:: Task data ::

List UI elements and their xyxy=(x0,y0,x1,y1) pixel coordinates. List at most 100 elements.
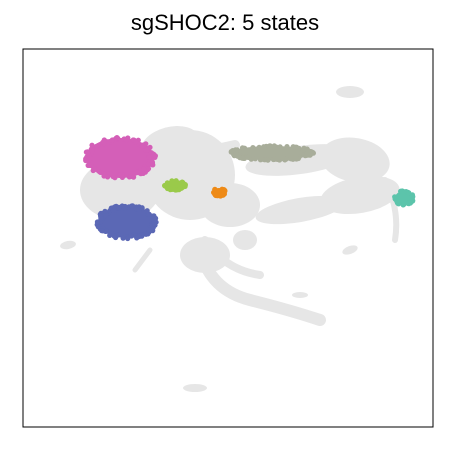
state-clusters xyxy=(83,135,416,242)
state-cell-point xyxy=(152,153,158,159)
background-trajectory xyxy=(382,177,400,243)
state-cell-point xyxy=(115,232,121,238)
state-cell-point xyxy=(116,204,122,210)
state-cell-point xyxy=(94,143,100,149)
state-cell-point xyxy=(95,167,101,173)
state-cell-point xyxy=(173,178,179,184)
state-cell-point xyxy=(181,181,187,187)
state-cell-point xyxy=(143,231,149,237)
state-cluster-2 xyxy=(98,206,156,238)
background-trajectory xyxy=(194,244,326,326)
state-cell-point xyxy=(409,194,415,201)
state-cell-point xyxy=(236,154,242,160)
state-cell-point xyxy=(401,201,407,207)
state-cell-point xyxy=(250,145,256,151)
state-cell-point xyxy=(109,137,115,143)
background-region xyxy=(342,245,358,255)
state-cell-point xyxy=(149,216,155,222)
state-cell-point xyxy=(169,178,175,184)
state-cell-point xyxy=(119,174,125,180)
state-cell-point xyxy=(88,162,94,168)
state-cell-point xyxy=(300,147,306,153)
state-cell-point xyxy=(85,150,91,157)
state-cluster-1 xyxy=(86,138,154,178)
state-cell-point xyxy=(394,198,400,204)
state-cell-point xyxy=(266,143,272,149)
state-cell-point xyxy=(234,147,240,153)
background-trajectory xyxy=(175,140,240,165)
state-cell-point xyxy=(109,231,115,237)
state-cell-point xyxy=(120,235,126,241)
state-cell-point xyxy=(265,157,271,163)
state-cell-point xyxy=(293,144,300,150)
state-cell-point xyxy=(134,169,140,175)
background-cells xyxy=(60,86,400,392)
state-cell-point xyxy=(165,185,171,192)
state-cell-point xyxy=(103,228,109,234)
state-cell-point xyxy=(252,156,258,162)
state-cell-point xyxy=(261,144,267,150)
state-cell-point xyxy=(146,154,152,160)
state-cell-point xyxy=(134,235,140,241)
state-cell-point xyxy=(212,191,218,197)
state-cell-point xyxy=(139,205,145,211)
state-cell-point xyxy=(293,154,299,161)
background-region xyxy=(183,384,207,392)
state-cell-point xyxy=(89,142,95,148)
state-cell-point xyxy=(212,186,218,192)
background-trajectory xyxy=(132,247,153,273)
state-cell-point xyxy=(100,139,106,145)
state-cell-point xyxy=(277,144,283,150)
background-region xyxy=(292,292,308,298)
state-cell-point xyxy=(220,192,226,198)
state-cell-point xyxy=(105,139,111,145)
background-region xyxy=(320,137,390,183)
state-cell-point xyxy=(131,174,137,180)
background-region xyxy=(60,240,76,250)
state-cell-point xyxy=(83,155,90,161)
state-cell-point xyxy=(94,219,100,225)
background-trajectory xyxy=(201,236,264,279)
plot-frame xyxy=(22,48,434,428)
state-cell-point xyxy=(144,208,150,214)
state-cell-point xyxy=(102,208,108,214)
background-region xyxy=(233,230,257,250)
background-region xyxy=(200,183,260,227)
state-cell-point xyxy=(271,156,278,162)
state-cell-point xyxy=(305,152,311,158)
state-cell-point xyxy=(144,147,150,153)
state-cell-point xyxy=(141,166,147,172)
state-cell-point xyxy=(89,147,95,153)
state-cell-point xyxy=(284,144,290,150)
state-cell-point xyxy=(145,166,152,172)
state-cell-point xyxy=(114,135,120,141)
state-cell-point xyxy=(256,144,262,150)
state-cell-point xyxy=(257,157,264,163)
state-cell-point xyxy=(164,180,170,186)
state-cell-point xyxy=(177,186,183,192)
state-cell-point xyxy=(222,188,228,194)
state-cell-point xyxy=(146,227,153,233)
state-cell-point xyxy=(133,139,139,145)
background-region xyxy=(255,195,345,225)
state-cell-point xyxy=(408,200,414,206)
state-cell-point xyxy=(284,156,290,162)
state-cell-point xyxy=(123,137,129,143)
state-cell-point xyxy=(171,186,177,192)
state-cell-point xyxy=(145,161,151,167)
state-cell-point xyxy=(129,203,135,209)
chart-title: sgSHOC2: 5 states xyxy=(130,10,320,35)
state-cell-point xyxy=(139,143,145,149)
state-cell-point xyxy=(101,173,107,179)
state-cell-point xyxy=(140,170,146,176)
state-cell-point xyxy=(228,149,234,155)
state-cell-point xyxy=(95,224,101,230)
state-cell-point xyxy=(128,233,134,239)
state-cell-point xyxy=(149,159,155,165)
state-cell-point xyxy=(245,154,252,160)
state-cell-point xyxy=(399,189,406,195)
state-cell-point xyxy=(98,215,104,221)
state-cell-point xyxy=(306,148,312,154)
state-cell-point xyxy=(99,228,105,234)
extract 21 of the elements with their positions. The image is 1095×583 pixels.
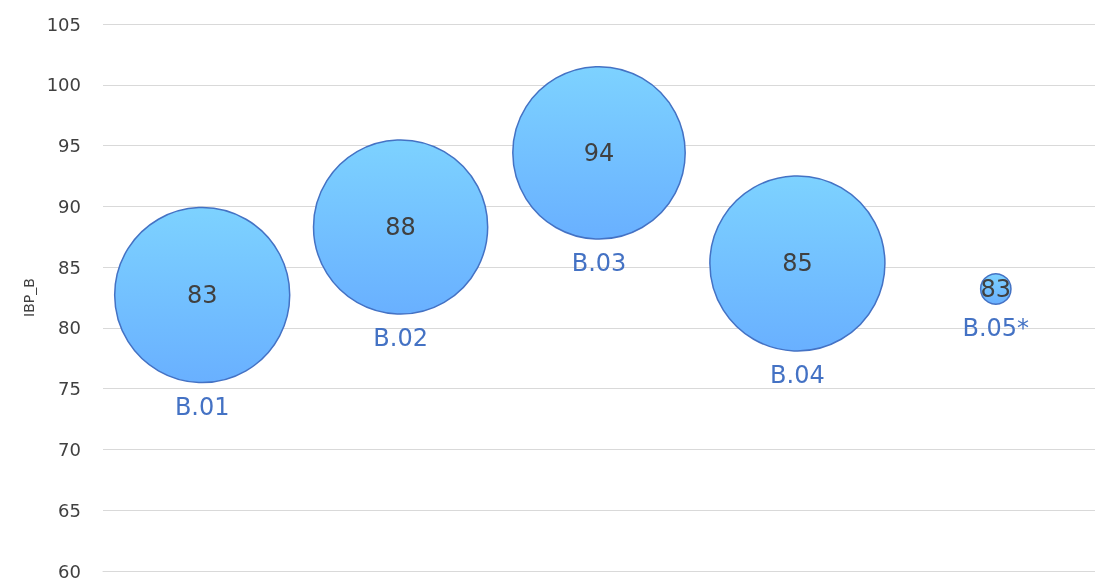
x-tick-label: B.01 — [174, 392, 230, 421]
data-label: 83 — [980, 274, 1012, 303]
y-tick-label: 95 — [58, 135, 81, 157]
y-tick-label: 90 — [58, 195, 81, 217]
data-label: 88 — [385, 213, 416, 241]
data-label: 83 — [186, 281, 218, 310]
y-tick-label: 100 — [46, 74, 81, 96]
x-tick-label: B.02 — [373, 324, 428, 353]
data-label: 85 — [782, 249, 813, 278]
y-tick-label: 85 — [58, 256, 81, 278]
x-tick-label: B.04 — [770, 360, 825, 389]
y-tick-label: 65 — [58, 499, 81, 521]
y-tick-label: 60 — [58, 560, 81, 582]
y-tick-label: 80 — [58, 317, 81, 339]
x-tick-label: B.05* — [962, 314, 1030, 343]
data-label: 94 — [583, 138, 615, 167]
x-tick-label: B.03 — [571, 249, 627, 278]
y-tick-label: 70 — [58, 438, 81, 460]
y-tick-label: 105 — [46, 13, 81, 35]
y-tick-label: 75 — [58, 378, 81, 400]
y-axis-title: IBP_B — [20, 278, 37, 317]
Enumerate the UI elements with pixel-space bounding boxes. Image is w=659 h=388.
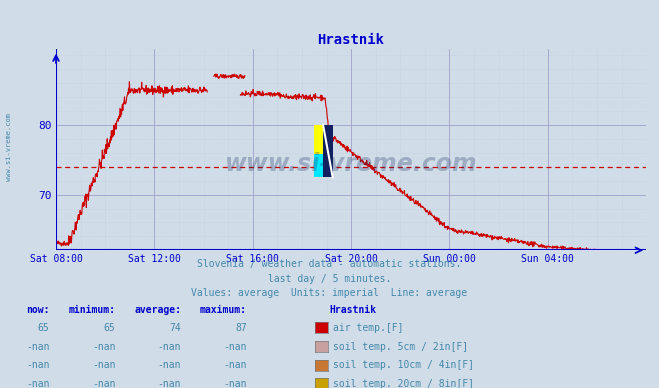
- Text: -nan: -nan: [92, 360, 115, 371]
- Text: soil temp. 20cm / 8in[F]: soil temp. 20cm / 8in[F]: [333, 379, 474, 388]
- Text: 65: 65: [103, 323, 115, 333]
- Text: soil temp. 10cm / 4in[F]: soil temp. 10cm / 4in[F]: [333, 360, 474, 371]
- Text: -nan: -nan: [26, 379, 49, 388]
- Text: -nan: -nan: [26, 342, 49, 352]
- Title: Hrastnik: Hrastnik: [318, 33, 384, 47]
- Polygon shape: [314, 154, 323, 177]
- Text: Values: average  Units: imperial  Line: average: Values: average Units: imperial Line: av…: [191, 288, 468, 298]
- Text: Hrastnik: Hrastnik: [330, 305, 376, 315]
- Text: -nan: -nan: [158, 360, 181, 371]
- Text: maximum:: maximum:: [200, 305, 247, 315]
- Text: last day / 5 minutes.: last day / 5 minutes.: [268, 274, 391, 284]
- Text: 65: 65: [38, 323, 49, 333]
- Text: -nan: -nan: [158, 342, 181, 352]
- Text: 74: 74: [169, 323, 181, 333]
- Text: -nan: -nan: [223, 342, 247, 352]
- Text: -nan: -nan: [92, 342, 115, 352]
- Text: average:: average:: [134, 305, 181, 315]
- Text: air temp.[F]: air temp.[F]: [333, 323, 404, 333]
- Polygon shape: [314, 125, 323, 154]
- Text: Slovenia / weather data - automatic stations.: Slovenia / weather data - automatic stat…: [197, 259, 462, 269]
- Text: www.si-vreme.com: www.si-vreme.com: [225, 151, 477, 175]
- Text: -nan: -nan: [223, 379, 247, 388]
- Polygon shape: [323, 125, 333, 177]
- Text: www.si-vreme.com: www.si-vreme.com: [5, 113, 12, 182]
- Text: 87: 87: [235, 323, 247, 333]
- Text: soil temp. 5cm / 2in[F]: soil temp. 5cm / 2in[F]: [333, 342, 469, 352]
- Text: minimum:: minimum:: [69, 305, 115, 315]
- Text: now:: now:: [26, 305, 49, 315]
- Text: -nan: -nan: [223, 360, 247, 371]
- Text: -nan: -nan: [26, 360, 49, 371]
- Text: -nan: -nan: [92, 379, 115, 388]
- Text: -nan: -nan: [158, 379, 181, 388]
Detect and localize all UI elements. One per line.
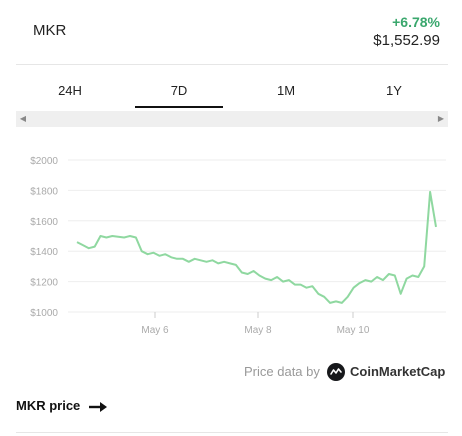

:::

**Directions for this task**
Copy verbatim every line from the one containing "- Text: -nan: -nan: [92, 360, 115, 371]" through the one containing "- Text: -nan: -nan: [158, 342, 181, 352]", including both of those lines.

**Solution to the exercise**
- Text: -nan: -nan: [92, 360, 115, 371]
- Text: soil temp. 20cm / 8in[F]: soil temp. 20cm / 8in[F]: [333, 379, 474, 388]
- Text: 65: 65: [103, 323, 115, 333]
- Text: soil temp. 10cm / 4in[F]: soil temp. 10cm / 4in[F]: [333, 360, 474, 371]
- Text: -nan: -nan: [26, 379, 49, 388]
- Text: -nan: -nan: [26, 342, 49, 352]
- Title: Hrastnik: Hrastnik: [318, 33, 384, 47]
- Polygon shape: [314, 154, 323, 177]
- Text: Values: average  Units: imperial  Line: average: Values: average Units: imperial Line: av…: [191, 288, 468, 298]
- Text: Hrastnik: Hrastnik: [330, 305, 376, 315]
- Text: -nan: -nan: [158, 360, 181, 371]
- Text: maximum:: maximum:: [200, 305, 247, 315]
- Text: last day / 5 minutes.: last day / 5 minutes.: [268, 274, 391, 284]
- Text: 65: 65: [38, 323, 49, 333]
- Text: -nan: -nan: [158, 342, 181, 352]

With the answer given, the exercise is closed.